(Labeled region entries)
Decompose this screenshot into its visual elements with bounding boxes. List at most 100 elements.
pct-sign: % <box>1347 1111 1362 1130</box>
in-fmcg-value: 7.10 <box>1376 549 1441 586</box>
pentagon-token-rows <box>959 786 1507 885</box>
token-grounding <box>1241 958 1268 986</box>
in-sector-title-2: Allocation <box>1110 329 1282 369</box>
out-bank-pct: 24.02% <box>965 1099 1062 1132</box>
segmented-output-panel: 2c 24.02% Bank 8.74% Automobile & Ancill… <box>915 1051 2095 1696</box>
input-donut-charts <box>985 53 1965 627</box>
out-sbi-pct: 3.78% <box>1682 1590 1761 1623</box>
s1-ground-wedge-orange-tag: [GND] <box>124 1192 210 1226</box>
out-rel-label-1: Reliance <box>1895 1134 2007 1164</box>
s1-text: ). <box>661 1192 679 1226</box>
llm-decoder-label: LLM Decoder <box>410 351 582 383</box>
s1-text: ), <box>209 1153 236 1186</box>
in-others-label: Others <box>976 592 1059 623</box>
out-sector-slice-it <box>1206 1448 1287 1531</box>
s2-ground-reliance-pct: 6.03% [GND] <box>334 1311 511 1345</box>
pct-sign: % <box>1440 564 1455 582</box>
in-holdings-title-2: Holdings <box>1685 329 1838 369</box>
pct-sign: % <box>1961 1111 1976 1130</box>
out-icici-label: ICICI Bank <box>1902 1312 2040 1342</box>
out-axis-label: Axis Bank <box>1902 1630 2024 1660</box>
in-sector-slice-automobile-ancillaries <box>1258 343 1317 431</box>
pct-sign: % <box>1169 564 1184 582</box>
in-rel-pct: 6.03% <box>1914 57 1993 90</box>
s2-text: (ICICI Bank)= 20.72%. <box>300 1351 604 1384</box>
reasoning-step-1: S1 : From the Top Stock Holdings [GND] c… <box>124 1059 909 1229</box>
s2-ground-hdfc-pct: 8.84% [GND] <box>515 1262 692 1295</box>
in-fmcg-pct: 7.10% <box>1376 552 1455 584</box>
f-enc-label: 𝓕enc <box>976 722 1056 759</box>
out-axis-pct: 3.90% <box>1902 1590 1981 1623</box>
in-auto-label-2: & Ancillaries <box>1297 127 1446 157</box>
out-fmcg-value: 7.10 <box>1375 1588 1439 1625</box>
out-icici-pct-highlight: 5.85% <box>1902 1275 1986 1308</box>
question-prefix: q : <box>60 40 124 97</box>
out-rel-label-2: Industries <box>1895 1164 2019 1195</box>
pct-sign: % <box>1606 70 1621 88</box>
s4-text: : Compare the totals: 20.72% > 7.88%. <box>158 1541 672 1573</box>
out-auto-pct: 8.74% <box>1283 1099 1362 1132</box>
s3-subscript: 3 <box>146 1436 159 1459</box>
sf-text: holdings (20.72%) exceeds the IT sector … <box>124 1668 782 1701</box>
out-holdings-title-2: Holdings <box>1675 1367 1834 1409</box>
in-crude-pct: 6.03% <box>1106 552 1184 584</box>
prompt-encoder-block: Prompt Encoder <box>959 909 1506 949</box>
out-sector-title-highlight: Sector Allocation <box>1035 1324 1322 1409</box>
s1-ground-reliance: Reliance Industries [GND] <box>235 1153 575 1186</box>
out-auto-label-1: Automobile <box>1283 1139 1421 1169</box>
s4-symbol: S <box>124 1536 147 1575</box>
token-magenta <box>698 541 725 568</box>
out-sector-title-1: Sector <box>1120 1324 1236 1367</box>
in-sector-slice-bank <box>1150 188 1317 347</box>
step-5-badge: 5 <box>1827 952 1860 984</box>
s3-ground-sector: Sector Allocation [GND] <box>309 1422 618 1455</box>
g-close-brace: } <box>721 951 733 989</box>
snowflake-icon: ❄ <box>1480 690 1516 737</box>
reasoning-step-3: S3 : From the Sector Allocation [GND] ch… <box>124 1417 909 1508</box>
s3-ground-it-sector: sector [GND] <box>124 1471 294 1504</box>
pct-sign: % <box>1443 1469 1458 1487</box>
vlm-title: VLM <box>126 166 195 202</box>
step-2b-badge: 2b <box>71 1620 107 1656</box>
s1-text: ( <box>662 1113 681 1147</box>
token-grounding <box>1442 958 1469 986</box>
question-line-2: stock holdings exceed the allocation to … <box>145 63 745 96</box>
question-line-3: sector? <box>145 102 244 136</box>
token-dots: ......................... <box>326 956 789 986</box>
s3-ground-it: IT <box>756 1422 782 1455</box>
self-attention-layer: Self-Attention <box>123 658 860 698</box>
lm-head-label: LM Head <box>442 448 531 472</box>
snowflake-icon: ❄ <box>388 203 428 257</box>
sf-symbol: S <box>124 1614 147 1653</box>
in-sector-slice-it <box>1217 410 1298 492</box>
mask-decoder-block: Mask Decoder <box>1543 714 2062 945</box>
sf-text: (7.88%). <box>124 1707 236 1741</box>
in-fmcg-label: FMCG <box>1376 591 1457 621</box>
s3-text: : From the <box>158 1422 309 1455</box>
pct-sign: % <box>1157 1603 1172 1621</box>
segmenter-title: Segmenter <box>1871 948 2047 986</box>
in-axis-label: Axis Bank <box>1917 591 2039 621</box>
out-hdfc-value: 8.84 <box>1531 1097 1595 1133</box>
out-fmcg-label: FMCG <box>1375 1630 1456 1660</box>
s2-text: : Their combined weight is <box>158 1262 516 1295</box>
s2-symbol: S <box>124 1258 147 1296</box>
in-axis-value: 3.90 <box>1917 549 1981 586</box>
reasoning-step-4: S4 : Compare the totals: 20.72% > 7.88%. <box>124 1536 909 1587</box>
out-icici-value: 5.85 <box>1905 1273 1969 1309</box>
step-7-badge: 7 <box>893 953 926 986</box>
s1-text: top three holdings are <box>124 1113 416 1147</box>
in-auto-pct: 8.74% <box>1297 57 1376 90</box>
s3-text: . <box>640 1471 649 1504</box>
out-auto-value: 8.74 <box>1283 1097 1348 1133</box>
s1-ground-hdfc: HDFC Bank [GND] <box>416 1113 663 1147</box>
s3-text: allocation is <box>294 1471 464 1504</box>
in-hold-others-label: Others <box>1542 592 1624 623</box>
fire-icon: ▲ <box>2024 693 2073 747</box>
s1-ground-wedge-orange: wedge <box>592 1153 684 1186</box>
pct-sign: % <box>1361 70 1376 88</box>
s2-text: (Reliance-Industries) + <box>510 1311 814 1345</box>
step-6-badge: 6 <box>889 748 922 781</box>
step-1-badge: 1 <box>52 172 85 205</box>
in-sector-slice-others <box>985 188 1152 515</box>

§ WHAT YOU SHOULD DO:
Reproduce all of the material above line for line, with no changes.

§ COMPLETE ANSWER:
Decompose this screenshot into its visual elements with bounding boxes. List at most 100 elements.
pct-sign: % <box>1347 1111 1362 1130</box>
in-fmcg-value: 7.10 <box>1376 549 1441 586</box>
pentagon-token-rows <box>959 786 1507 885</box>
token-grounding <box>1241 958 1268 986</box>
in-sector-title-2: Allocation <box>1110 329 1282 369</box>
out-bank-pct: 24.02% <box>965 1099 1062 1132</box>
segmented-output-panel: 2c 24.02% Bank 8.74% Automobile & Ancill… <box>915 1051 2095 1696</box>
input-donut-charts <box>985 53 1965 627</box>
out-sbi-pct: 3.78% <box>1682 1590 1761 1623</box>
s1-ground-wedge-orange-tag: [GND] <box>124 1192 210 1226</box>
out-rel-label-1: Reliance <box>1895 1134 2007 1164</box>
s1-text: ). <box>661 1192 679 1226</box>
llm-decoder-label: LLM Decoder <box>410 351 582 383</box>
s1-text: ), <box>209 1153 236 1186</box>
in-others-label: Others <box>976 592 1059 623</box>
out-sector-slice-it <box>1206 1448 1287 1531</box>
s2-ground-reliance-pct: 6.03% [GND] <box>334 1311 511 1345</box>
pct-sign: % <box>1440 564 1455 582</box>
in-holdings-title-2: Holdings <box>1685 329 1838 369</box>
pct-sign: % <box>1961 1111 1976 1130</box>
out-icici-label: ICICI Bank <box>1902 1312 2040 1342</box>
out-axis-label: Axis Bank <box>1902 1630 2024 1660</box>
in-sector-slice-automobile-ancillaries <box>1258 343 1317 431</box>
pct-sign: % <box>1169 564 1184 582</box>
in-rel-pct: 6.03% <box>1914 57 1993 90</box>
s2-text: (ICICI Bank)= 20.72%. <box>300 1351 604 1384</box>
reasoning-step-1: S1 : From the Top Stock Holdings [GND] c… <box>124 1059 909 1229</box>
s2-ground-hdfc-pct: 8.84% [GND] <box>515 1262 692 1295</box>
in-fmcg-pct: 7.10% <box>1376 552 1455 584</box>
f-enc-label: 𝓕enc <box>976 722 1056 759</box>
out-axis-pct: 3.90% <box>1902 1590 1981 1623</box>
in-auto-label-2: & Ancillaries <box>1297 127 1446 157</box>
out-fmcg-value: 7.10 <box>1375 1588 1439 1625</box>
out-icici-pct-highlight: 5.85% <box>1902 1275 1986 1308</box>
question-prefix: q : <box>60 40 124 97</box>
out-rel-label-2: Industries <box>1895 1164 2019 1195</box>
pct-sign: % <box>1606 70 1621 88</box>
s4-text: : Compare the totals: 20.72% > 7.88%. <box>158 1541 672 1573</box>
out-auto-pct: 8.74% <box>1283 1099 1362 1132</box>
s3-subscript: 3 <box>146 1436 159 1459</box>
sf-text: holdings (20.72%) exceeds the IT sector … <box>124 1668 782 1701</box>
out-holdings-title-2: Holdings <box>1675 1367 1834 1409</box>
in-crude-pct: 6.03% <box>1106 552 1184 584</box>
prompt-encoder-block: Prompt Encoder <box>959 909 1506 949</box>
out-sector-title-highlight: Sector Allocation <box>1035 1324 1322 1409</box>
s1-ground-reliance: Reliance Industries [GND] <box>235 1153 575 1186</box>
out-auto-label-1: Automobile <box>1283 1139 1421 1169</box>
s4-symbol: S <box>124 1536 147 1575</box>
token-magenta <box>698 541 725 568</box>
out-sector-title-1: Sector <box>1120 1324 1236 1367</box>
in-sector-slice-bank <box>1150 188 1317 347</box>
step-5-badge: 5 <box>1827 952 1860 984</box>
s3-ground-sector: Sector Allocation [GND] <box>309 1422 618 1455</box>
g-close-brace: } <box>721 951 733 989</box>
snowflake-icon: ❄ <box>1480 690 1516 737</box>
reasoning-step-3: S3 : From the Sector Allocation [GND] ch… <box>124 1417 909 1508</box>
s3-ground-it-sector: sector [GND] <box>124 1471 294 1504</box>
pct-sign: % <box>1443 1469 1458 1487</box>
vlm-title: VLM <box>126 166 195 202</box>
step-2b-badge: 2b <box>71 1620 107 1656</box>
s1-text: ( <box>662 1113 681 1147</box>
token-grounding <box>1442 958 1469 986</box>
question-line-2: stock holdings exceed the allocation to … <box>145 63 745 96</box>
question-line-3: sector? <box>145 102 244 136</box>
token-dots: ......................... <box>326 956 789 986</box>
s3-ground-it: IT <box>756 1422 782 1455</box>
self-attention-layer: Self-Attention <box>123 658 860 698</box>
lm-head-label: LM Head <box>442 448 531 472</box>
snowflake-icon: ❄ <box>388 203 428 257</box>
sf-symbol: S <box>124 1614 147 1653</box>
in-sector-slice-it <box>1217 410 1298 492</box>
mask-decoder-block: Mask Decoder <box>1543 714 2062 945</box>
sf-text: (7.88%). <box>124 1707 236 1741</box>
in-fmcg-label: FMCG <box>1376 591 1457 621</box>
s3-text: : From the <box>158 1422 309 1455</box>
pct-sign: % <box>1157 1603 1172 1621</box>
segmenter-title: Segmenter <box>1871 948 2047 986</box>
in-axis-label: Axis Bank <box>1917 591 2039 621</box>
out-hdfc-value: 8.84 <box>1531 1097 1595 1133</box>
out-fmcg-label: FMCG <box>1375 1630 1456 1660</box>
s2-text: : Their combined weight is <box>158 1262 516 1295</box>
s2-symbol: S <box>124 1258 147 1296</box>
in-axis-value: 3.90 <box>1917 549 1981 586</box>
reasoning-step-4: S4 : Compare the totals: 20.72% > 7.88%. <box>124 1536 909 1587</box>
out-icici-value: 5.85 <box>1905 1273 1969 1309</box>
step-7-badge: 7 <box>893 953 926 986</box>
s1-text: top three holdings are <box>124 1113 416 1147</box>
in-auto-pct: 8.74% <box>1297 57 1376 90</box>
s3-text: . <box>640 1471 649 1504</box>
out-auto-value: 8.74 <box>1283 1097 1348 1133</box>
s1-ground-hdfc: HDFC Bank [GND] <box>416 1113 663 1147</box>
s3-text: allocation is <box>294 1471 464 1504</box>
in-hold-others-label: Others <box>1542 592 1624 623</box>
fire-icon: ▲ <box>2024 693 2073 747</box>
s1-ground-wedge-orange: wedge <box>592 1153 684 1186</box>
pct-sign: % <box>1361 70 1376 88</box>
s2-text: (Reliance-Industries) + <box>510 1311 814 1345</box>
step-6-badge: 6 <box>889 748 922 781</box>
step-1-badge: 1 <box>52 172 85 205</box>
in-sector-slice-others <box>985 188 1152 515</box>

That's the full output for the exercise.